[START Entries]
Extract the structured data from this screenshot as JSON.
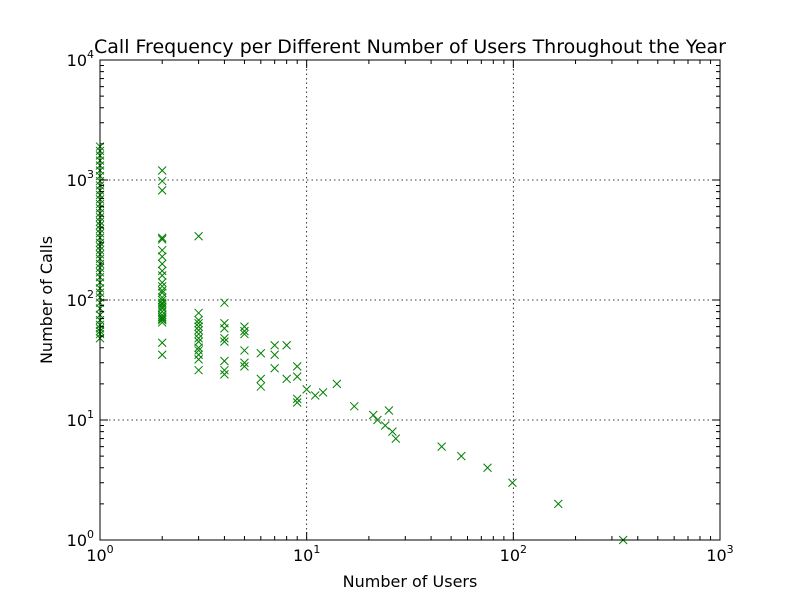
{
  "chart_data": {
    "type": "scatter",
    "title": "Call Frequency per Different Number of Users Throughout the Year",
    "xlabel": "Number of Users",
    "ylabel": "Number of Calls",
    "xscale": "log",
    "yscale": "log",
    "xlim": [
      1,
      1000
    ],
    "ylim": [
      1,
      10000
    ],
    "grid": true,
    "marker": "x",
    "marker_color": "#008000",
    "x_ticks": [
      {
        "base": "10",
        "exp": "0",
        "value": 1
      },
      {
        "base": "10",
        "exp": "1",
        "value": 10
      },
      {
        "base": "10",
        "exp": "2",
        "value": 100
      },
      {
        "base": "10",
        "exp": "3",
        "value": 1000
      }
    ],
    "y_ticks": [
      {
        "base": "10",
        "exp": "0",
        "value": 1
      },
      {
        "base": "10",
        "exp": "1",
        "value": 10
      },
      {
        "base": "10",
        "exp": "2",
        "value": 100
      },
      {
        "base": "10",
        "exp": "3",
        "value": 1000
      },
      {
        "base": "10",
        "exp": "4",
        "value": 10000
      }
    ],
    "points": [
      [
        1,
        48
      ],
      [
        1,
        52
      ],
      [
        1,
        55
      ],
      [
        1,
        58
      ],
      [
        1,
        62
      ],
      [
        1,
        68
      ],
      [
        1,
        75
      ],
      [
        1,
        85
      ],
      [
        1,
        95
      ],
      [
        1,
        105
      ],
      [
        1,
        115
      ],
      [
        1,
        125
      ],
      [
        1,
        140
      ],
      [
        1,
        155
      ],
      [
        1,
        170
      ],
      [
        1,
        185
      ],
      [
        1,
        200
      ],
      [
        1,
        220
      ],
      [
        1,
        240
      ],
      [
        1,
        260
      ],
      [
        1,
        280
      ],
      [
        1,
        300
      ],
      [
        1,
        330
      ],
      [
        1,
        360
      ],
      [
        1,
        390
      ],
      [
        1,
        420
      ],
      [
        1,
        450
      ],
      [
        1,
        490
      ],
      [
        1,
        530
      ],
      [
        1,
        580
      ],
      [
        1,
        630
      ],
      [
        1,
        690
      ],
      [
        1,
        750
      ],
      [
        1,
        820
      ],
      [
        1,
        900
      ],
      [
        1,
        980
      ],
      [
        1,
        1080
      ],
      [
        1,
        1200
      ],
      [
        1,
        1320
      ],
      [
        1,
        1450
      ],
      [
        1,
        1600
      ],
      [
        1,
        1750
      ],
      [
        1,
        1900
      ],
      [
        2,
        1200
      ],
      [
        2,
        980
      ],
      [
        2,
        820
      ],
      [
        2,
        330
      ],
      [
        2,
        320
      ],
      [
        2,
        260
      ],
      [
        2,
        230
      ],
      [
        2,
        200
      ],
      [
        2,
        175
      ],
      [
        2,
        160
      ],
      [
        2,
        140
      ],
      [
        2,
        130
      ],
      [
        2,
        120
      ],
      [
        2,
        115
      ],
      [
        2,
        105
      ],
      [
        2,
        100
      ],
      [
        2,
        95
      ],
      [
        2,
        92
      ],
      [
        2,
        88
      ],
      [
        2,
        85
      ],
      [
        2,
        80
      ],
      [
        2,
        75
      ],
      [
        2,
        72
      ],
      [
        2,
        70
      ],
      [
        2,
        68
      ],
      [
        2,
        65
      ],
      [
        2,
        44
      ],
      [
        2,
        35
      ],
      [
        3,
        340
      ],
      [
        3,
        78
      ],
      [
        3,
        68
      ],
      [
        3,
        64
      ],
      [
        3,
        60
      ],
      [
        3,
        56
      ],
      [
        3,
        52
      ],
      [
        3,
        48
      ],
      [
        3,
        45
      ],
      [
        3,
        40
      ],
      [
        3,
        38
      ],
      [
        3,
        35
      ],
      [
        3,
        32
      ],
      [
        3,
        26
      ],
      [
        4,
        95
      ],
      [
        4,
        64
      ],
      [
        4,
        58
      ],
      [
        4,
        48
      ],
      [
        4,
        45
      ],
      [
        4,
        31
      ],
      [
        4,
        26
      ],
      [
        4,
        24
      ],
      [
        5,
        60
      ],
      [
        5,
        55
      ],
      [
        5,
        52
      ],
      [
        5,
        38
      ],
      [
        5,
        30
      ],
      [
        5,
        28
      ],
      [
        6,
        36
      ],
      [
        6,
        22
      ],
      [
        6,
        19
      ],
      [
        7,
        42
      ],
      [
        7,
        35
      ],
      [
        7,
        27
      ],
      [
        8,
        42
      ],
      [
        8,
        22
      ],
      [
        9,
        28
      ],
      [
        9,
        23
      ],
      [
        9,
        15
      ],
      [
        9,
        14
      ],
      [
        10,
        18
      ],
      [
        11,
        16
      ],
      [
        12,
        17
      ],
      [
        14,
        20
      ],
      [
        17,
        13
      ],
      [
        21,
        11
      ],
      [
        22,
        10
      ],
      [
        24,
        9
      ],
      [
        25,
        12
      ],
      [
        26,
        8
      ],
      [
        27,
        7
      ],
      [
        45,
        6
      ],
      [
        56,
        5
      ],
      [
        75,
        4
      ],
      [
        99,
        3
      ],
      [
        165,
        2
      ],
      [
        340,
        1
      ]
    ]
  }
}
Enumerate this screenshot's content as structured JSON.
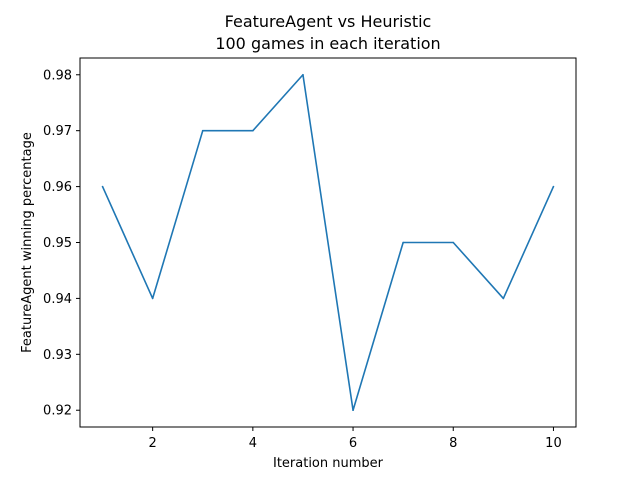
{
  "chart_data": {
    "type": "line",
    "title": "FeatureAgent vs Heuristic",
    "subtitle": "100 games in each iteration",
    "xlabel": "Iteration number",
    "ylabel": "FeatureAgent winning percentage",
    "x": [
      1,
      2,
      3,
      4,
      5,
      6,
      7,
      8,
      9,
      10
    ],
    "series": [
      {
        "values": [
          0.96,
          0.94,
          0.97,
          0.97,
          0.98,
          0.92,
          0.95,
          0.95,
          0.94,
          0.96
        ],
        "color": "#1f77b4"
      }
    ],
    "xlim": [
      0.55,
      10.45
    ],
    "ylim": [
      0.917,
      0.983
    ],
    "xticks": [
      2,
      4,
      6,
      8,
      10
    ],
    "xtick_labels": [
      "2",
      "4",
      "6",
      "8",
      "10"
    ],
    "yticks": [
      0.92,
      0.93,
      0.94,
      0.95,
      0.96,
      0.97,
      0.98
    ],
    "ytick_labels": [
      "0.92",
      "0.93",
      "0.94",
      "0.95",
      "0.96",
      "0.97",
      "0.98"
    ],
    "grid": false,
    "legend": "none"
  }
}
[END Entries]
To do
All of the lines above should be printed exactly, minus the pictures.

The answer
Extract the structured data from this screenshot as JSON.
{
  "chart_data": {
    "type": "scatter",
    "title": "Call Frequency per Different Number of Users Throughout the Year",
    "xlabel": "Number of Users",
    "ylabel": "Number of Calls",
    "xscale": "log",
    "yscale": "log",
    "xlim": [
      1,
      1000
    ],
    "ylim": [
      1,
      10000
    ],
    "grid": true,
    "marker": "x",
    "marker_color": "#008000",
    "x_ticks": [
      {
        "base": "10",
        "exp": "0",
        "value": 1
      },
      {
        "base": "10",
        "exp": "1",
        "value": 10
      },
      {
        "base": "10",
        "exp": "2",
        "value": 100
      },
      {
        "base": "10",
        "exp": "3",
        "value": 1000
      }
    ],
    "y_ticks": [
      {
        "base": "10",
        "exp": "0",
        "value": 1
      },
      {
        "base": "10",
        "exp": "1",
        "value": 10
      },
      {
        "base": "10",
        "exp": "2",
        "value": 100
      },
      {
        "base": "10",
        "exp": "3",
        "value": 1000
      },
      {
        "base": "10",
        "exp": "4",
        "value": 10000
      }
    ],
    "points": [
      [
        1,
        48
      ],
      [
        1,
        52
      ],
      [
        1,
        55
      ],
      [
        1,
        58
      ],
      [
        1,
        62
      ],
      [
        1,
        68
      ],
      [
        1,
        75
      ],
      [
        1,
        85
      ],
      [
        1,
        95
      ],
      [
        1,
        105
      ],
      [
        1,
        115
      ],
      [
        1,
        125
      ],
      [
        1,
        140
      ],
      [
        1,
        155
      ],
      [
        1,
        170
      ],
      [
        1,
        185
      ],
      [
        1,
        200
      ],
      [
        1,
        220
      ],
      [
        1,
        240
      ],
      [
        1,
        260
      ],
      [
        1,
        280
      ],
      [
        1,
        300
      ],
      [
        1,
        330
      ],
      [
        1,
        360
      ],
      [
        1,
        390
      ],
      [
        1,
        420
      ],
      [
        1,
        450
      ],
      [
        1,
        490
      ],
      [
        1,
        530
      ],
      [
        1,
        580
      ],
      [
        1,
        630
      ],
      [
        1,
        690
      ],
      [
        1,
        750
      ],
      [
        1,
        820
      ],
      [
        1,
        900
      ],
      [
        1,
        980
      ],
      [
        1,
        1080
      ],
      [
        1,
        1200
      ],
      [
        1,
        1320
      ],
      [
        1,
        1450
      ],
      [
        1,
        1600
      ],
      [
        1,
        1750
      ],
      [
        1,
        1900
      ],
      [
        2,
        1200
      ],
      [
        2,
        980
      ],
      [
        2,
        820
      ],
      [
        2,
        330
      ],
      [
        2,
        320
      ],
      [
        2,
        260
      ],
      [
        2,
        230
      ],
      [
        2,
        200
      ],
      [
        2,
        175
      ],
      [
        2,
        160
      ],
      [
        2,
        140
      ],
      [
        2,
        130
      ],
      [
        2,
        120
      ],
      [
        2,
        115
      ],
      [
        2,
        105
      ],
      [
        2,
        100
      ],
      [
        2,
        95
      ],
      [
        2,
        92
      ],
      [
        2,
        88
      ],
      [
        2,
        85
      ],
      [
        2,
        80
      ],
      [
        2,
        75
      ],
      [
        2,
        72
      ],
      [
        2,
        70
      ],
      [
        2,
        68
      ],
      [
        2,
        65
      ],
      [
        2,
        44
      ],
      [
        2,
        35
      ],
      [
        3,
        340
      ],
      [
        3,
        78
      ],
      [
        3,
        68
      ],
      [
        3,
        64
      ],
      [
        3,
        60
      ],
      [
        3,
        56
      ],
      [
        3,
        52
      ],
      [
        3,
        48
      ],
      [
        3,
        45
      ],
      [
        3,
        40
      ],
      [
        3,
        38
      ],
      [
        3,
        35
      ],
      [
        3,
        32
      ],
      [
        3,
        26
      ],
      [
        4,
        95
      ],
      [
        4,
        64
      ],
      [
        4,
        58
      ],
      [
        4,
        48
      ],
      [
        4,
        45
      ],
      [
        4,
        31
      ],
      [
        4,
        26
      ],
      [
        4,
        24
      ],
      [
        5,
        60
      ],
      [
        5,
        55
      ],
      [
        5,
        52
      ],
      [
        5,
        38
      ],
      [
        5,
        30
      ],
      [
        5,
        28
      ],
      [
        6,
        36
      ],
      [
        6,
        22
      ],
      [
        6,
        19
      ],
      [
        7,
        42
      ],
      [
        7,
        35
      ],
      [
        7,
        27
      ],
      [
        8,
        42
      ],
      [
        8,
        22
      ],
      [
        9,
        28
      ],
      [
        9,
        23
      ],
      [
        9,
        15
      ],
      [
        9,
        14
      ],
      [
        10,
        18
      ],
      [
        11,
        16
      ],
      [
        12,
        17
      ],
      [
        14,
        20
      ],
      [
        17,
        13
      ],
      [
        21,
        11
      ],
      [
        22,
        10
      ],
      [
        24,
        9
      ],
      [
        25,
        12
      ],
      [
        26,
        8
      ],
      [
        27,
        7
      ],
      [
        45,
        6
      ],
      [
        56,
        5
      ],
      [
        75,
        4
      ],
      [
        99,
        3
      ],
      [
        165,
        2
      ],
      [
        340,
        1
      ]
    ]
  }
}
Enumerate this screenshot's content as structured JSON.
{
  "chart_data": {
    "type": "line",
    "title": "FeatureAgent vs Heuristic",
    "subtitle": "100 games in each iteration",
    "xlabel": "Iteration number",
    "ylabel": "FeatureAgent winning percentage",
    "x": [
      1,
      2,
      3,
      4,
      5,
      6,
      7,
      8,
      9,
      10
    ],
    "series": [
      {
        "values": [
          0.96,
          0.94,
          0.97,
          0.97,
          0.98,
          0.92,
          0.95,
          0.95,
          0.94,
          0.96
        ],
        "color": "#1f77b4"
      }
    ],
    "xlim": [
      0.55,
      10.45
    ],
    "ylim": [
      0.917,
      0.983
    ],
    "xticks": [
      2,
      4,
      6,
      8,
      10
    ],
    "xtick_labels": [
      "2",
      "4",
      "6",
      "8",
      "10"
    ],
    "yticks": [
      0.92,
      0.93,
      0.94,
      0.95,
      0.96,
      0.97,
      0.98
    ],
    "ytick_labels": [
      "0.92",
      "0.93",
      "0.94",
      "0.95",
      "0.96",
      "0.97",
      "0.98"
    ],
    "grid": false,
    "legend": "none"
  }
}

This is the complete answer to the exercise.